-- Reading passage --
Beyond the Lights: Love & Music Stardom
Gina Prince-Bythewood’s Love & Basketball did respectable business during its original release, on its way to a substantial following in the nearly fifteen years that followed. Prince-Bythewood has worked steadily since her first feature, alternating film and TV work while trying to get financing for Beyond the Lights. As great as it is to see that she not only pulled it off but is getting a feature written and directed by a black woman into wide release without a pile of thriller clichés or dead bodies, it’s hard to imagine Lights reaching the same levels of appreciation. It goes through the backstage-melodrama paces paces without much style or insight.
The stage in this case is modern pop music, where Noni (Gugu Mbatha-Raw) is poised to dominate after “featuring” on a series of hit singles from a white rapper called Kid Culprit (Richard Colson Baker). A prologue introduces Noni as a child performer accompanied by unflinching stage mother Macy Jean (Minnie Driver); the years that pass offscreen have left Noni professionally successful, recently awarded, on the brink of releasing her first album, and suicidal with depression. At her hotel room, she climbs out on a ledge; only the intervention of Kaz (Nate Parker), a cop working security at the hotel, keeps her from letting go.
Kaz and Noni fall into an attraction with a soapy zeal that might throw Nicholas Sparks into a jealous rage. He saves her life and tells her, “I see you.” Actually, Sparks might only feel a brief twinge of jealousy there; he’d get hotter at the scenes where Kaz tags along with Noni as she makes the superstar rounds—mostly to frown in disapproval of the fame machine (he’d lose interest when he realizes that Kaz is not a single parent, does not build boats, and is black). Parker radiates decency, but the movie turns him into a princely square—the kind of guy who doffs his shirt to tend to your wounds (now the jealousy finds Taylor Lautner, who is practicing splits in his well-appointed garage). Mbatha-Raw has showier stuff to play, especially the way Noni transformers herself. At one point, she goes incognito simply by eschewing makeup, extensions, and revealing outfits—and the actress sells the hell out of the conceit that this would leave Noni all but unrecognizable.

-- What the exercise asks --
Continue the review of Beyond the Lights from where it stops. The entries come from a separate source and are unrelated to the review.

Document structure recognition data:
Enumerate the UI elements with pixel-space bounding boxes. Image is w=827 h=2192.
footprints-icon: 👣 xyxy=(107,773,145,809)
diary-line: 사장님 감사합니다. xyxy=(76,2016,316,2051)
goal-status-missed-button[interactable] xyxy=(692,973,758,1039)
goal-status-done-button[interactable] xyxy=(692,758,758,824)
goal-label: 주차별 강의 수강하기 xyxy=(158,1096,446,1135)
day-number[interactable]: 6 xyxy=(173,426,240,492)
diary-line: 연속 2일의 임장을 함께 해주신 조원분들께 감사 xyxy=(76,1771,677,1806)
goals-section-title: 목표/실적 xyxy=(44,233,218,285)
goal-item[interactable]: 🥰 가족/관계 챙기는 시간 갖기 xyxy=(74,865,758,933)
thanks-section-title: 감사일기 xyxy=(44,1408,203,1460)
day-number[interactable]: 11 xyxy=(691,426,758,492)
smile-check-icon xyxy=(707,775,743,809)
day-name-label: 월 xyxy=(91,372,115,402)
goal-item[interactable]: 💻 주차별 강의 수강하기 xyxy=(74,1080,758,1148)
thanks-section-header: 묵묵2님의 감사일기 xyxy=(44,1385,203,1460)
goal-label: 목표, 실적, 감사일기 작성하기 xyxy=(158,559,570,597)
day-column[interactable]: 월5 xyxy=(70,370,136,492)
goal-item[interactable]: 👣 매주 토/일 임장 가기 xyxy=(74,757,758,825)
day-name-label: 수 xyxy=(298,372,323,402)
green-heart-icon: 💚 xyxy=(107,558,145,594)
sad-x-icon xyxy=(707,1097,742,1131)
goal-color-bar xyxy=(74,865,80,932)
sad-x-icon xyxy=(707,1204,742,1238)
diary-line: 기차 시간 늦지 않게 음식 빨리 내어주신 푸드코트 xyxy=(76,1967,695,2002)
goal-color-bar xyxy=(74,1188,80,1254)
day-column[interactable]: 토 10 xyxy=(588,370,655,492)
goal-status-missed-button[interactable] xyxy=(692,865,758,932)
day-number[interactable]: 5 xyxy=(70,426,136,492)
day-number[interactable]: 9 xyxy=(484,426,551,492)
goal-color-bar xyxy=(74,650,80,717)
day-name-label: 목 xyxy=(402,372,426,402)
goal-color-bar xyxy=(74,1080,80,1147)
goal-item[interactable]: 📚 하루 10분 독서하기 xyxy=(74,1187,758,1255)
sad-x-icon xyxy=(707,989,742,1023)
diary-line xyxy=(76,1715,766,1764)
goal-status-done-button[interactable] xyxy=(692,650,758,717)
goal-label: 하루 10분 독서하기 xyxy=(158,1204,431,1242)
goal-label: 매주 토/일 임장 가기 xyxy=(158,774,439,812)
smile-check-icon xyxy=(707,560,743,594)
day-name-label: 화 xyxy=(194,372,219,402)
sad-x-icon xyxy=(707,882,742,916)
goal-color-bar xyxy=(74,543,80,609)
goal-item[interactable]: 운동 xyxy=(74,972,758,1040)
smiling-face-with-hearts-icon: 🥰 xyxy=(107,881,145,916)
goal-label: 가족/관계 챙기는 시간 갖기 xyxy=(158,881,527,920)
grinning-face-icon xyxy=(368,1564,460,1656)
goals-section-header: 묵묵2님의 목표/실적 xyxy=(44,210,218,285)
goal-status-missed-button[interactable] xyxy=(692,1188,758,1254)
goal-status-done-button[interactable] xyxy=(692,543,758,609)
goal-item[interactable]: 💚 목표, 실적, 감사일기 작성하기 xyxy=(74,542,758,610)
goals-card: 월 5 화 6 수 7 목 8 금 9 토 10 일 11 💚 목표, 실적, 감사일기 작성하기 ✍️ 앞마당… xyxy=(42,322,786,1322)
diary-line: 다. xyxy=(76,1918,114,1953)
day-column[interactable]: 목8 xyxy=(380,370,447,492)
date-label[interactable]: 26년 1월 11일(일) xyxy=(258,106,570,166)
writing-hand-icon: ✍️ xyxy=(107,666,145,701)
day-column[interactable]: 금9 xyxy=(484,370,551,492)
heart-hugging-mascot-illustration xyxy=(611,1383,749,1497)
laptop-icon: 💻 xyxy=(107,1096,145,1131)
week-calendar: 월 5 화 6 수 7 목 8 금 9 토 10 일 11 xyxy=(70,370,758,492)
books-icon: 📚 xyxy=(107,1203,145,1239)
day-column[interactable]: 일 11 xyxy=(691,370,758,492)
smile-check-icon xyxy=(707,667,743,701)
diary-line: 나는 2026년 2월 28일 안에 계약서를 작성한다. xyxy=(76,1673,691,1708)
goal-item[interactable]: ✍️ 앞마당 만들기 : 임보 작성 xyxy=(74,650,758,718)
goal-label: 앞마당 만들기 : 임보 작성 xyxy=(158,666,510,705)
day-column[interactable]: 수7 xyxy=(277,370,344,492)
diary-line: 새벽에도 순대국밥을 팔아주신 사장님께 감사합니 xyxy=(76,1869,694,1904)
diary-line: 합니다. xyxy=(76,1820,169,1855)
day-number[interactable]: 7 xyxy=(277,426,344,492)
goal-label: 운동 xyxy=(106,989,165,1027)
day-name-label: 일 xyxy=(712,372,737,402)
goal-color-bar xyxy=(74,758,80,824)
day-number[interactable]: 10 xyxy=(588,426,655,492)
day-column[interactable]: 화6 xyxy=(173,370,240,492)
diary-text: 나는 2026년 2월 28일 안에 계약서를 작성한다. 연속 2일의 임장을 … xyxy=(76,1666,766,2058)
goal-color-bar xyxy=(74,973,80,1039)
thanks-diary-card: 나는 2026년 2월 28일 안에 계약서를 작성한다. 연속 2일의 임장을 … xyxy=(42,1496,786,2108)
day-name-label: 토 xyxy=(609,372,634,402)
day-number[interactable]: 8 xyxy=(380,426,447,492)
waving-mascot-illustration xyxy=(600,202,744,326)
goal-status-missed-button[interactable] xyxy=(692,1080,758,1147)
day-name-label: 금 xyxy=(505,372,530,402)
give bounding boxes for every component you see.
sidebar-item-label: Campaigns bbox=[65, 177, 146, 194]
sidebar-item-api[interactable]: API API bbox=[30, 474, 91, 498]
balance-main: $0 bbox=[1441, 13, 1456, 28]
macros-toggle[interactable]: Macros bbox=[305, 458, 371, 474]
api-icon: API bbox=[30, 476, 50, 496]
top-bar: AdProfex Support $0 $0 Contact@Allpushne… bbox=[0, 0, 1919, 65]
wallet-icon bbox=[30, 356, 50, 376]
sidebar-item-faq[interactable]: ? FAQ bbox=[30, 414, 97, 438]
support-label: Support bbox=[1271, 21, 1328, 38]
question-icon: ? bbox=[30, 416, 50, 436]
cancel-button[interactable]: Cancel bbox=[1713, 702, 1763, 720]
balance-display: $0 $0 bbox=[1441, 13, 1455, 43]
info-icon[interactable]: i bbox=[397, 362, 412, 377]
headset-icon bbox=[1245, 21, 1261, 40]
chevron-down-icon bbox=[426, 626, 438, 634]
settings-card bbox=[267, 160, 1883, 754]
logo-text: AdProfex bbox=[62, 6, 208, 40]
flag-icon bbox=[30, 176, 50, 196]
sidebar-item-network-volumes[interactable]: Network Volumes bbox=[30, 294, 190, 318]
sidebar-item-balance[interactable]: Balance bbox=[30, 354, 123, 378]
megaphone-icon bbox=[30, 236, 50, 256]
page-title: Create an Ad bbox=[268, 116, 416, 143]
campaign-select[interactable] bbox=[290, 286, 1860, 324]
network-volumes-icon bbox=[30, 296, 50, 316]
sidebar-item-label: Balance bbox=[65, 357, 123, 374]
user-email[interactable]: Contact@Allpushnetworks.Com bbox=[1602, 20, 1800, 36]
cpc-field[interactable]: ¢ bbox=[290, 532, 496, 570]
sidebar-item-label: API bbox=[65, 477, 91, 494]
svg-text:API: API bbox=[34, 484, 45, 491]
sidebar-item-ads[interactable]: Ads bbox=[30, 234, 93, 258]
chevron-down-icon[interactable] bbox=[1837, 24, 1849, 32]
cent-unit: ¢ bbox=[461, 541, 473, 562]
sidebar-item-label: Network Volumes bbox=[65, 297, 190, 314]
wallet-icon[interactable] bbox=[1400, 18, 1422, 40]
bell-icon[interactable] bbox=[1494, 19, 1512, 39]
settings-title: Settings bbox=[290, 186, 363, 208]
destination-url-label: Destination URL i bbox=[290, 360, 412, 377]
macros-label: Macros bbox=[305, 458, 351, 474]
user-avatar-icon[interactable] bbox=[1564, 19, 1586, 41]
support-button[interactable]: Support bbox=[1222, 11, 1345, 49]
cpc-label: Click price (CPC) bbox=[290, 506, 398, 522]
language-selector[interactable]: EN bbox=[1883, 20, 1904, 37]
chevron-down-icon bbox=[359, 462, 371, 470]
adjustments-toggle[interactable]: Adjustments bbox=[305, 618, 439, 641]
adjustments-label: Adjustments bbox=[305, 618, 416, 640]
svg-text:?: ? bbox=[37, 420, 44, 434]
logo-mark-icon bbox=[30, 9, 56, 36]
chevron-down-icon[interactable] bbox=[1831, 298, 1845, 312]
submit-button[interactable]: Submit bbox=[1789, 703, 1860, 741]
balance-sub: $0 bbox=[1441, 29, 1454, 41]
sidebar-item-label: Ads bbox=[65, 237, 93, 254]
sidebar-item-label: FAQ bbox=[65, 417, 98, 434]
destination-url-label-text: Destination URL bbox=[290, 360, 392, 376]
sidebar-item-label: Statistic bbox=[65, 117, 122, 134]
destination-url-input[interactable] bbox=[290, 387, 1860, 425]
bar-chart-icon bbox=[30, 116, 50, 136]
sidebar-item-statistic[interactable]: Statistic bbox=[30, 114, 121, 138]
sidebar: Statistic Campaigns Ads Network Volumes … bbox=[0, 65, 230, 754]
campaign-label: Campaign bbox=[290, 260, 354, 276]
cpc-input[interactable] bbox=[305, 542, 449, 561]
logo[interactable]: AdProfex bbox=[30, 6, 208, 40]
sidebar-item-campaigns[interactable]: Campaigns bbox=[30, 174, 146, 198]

-- Exercise result --
The showbiz machine, along with Noni’s unrelenting momager, suffocates her, tamping down any personal impulses in favor of marketability and sexploitation. But the showbiz melodrama kinda does the same thing to the movie; it doesn’t give the characters much breathing room, which is a shame because Mbatha-Raw and Parker strike their biggest sparks in offhand moments. Prince-Bythewood is probably right about the toxicity of the music business, but I’m not sure she’s traced it to its source; she spends a lot of time emphasizing that if word of Noni’s suicide attempt gets out, her career will end instantly, which I never bought for a second (if anything, the movie downplays the way the entertainment industry can turn personal problems into stagy, interactive narratives of their own; assuming a record executive would dismiss Noni’s prospects with a simple “suicide ain’t sexy” almost gives the business too much credit). Though they don’t take up much screentime, talk-show patter and boardroom exchanges alike ring false—scenes of the latter are packed with awkward expository fragments like “even with the decline of album sales…”
The inadequacy of Beyond the Lights as a document of pop-star drama in 2014 would matter less if its biggest moments of romance weren’t so inextricably linked to Noni’s job, and if her job weren’t so nakedly the product of the same ol’ driven-stage-parent song and dance. Kaz rescues her from victimhood at the hands of the white establishment—including Macy, who exploits her biological daughter as a means of escaping a lower-class life—which is interesting culturally but not so much romantically. Why do Kaz and Noni love each other, beyond being attractive and fairly ambitious? His copies of Game Change and an Obama biography are meant as the first glimpses of his political aspirations (and accompanying desire to do good) but they’re just a minor obstacle to his newfound relationship, and a good excuse to see Danny Glover for a few scenes as his father. Noni’s desire to write her own songs barely registers as artistic passion, instead playing more like her making the best of a bad situation.
Prince-Bythewood seems to have some ideas about the way music can transport Noni; in that first scene, she sings Nina Simone’s “Blackbird” at a talent show, and halfway through, the images cut ahead to later in the show as the song continues on the soundtrack. It’s a lovely bit of mis-matching that I wish the technique had popped up again. Without more moments like this, the movie’s portrait of a rough, ruthless industry and a sweetly straight-faced love affair never really sings.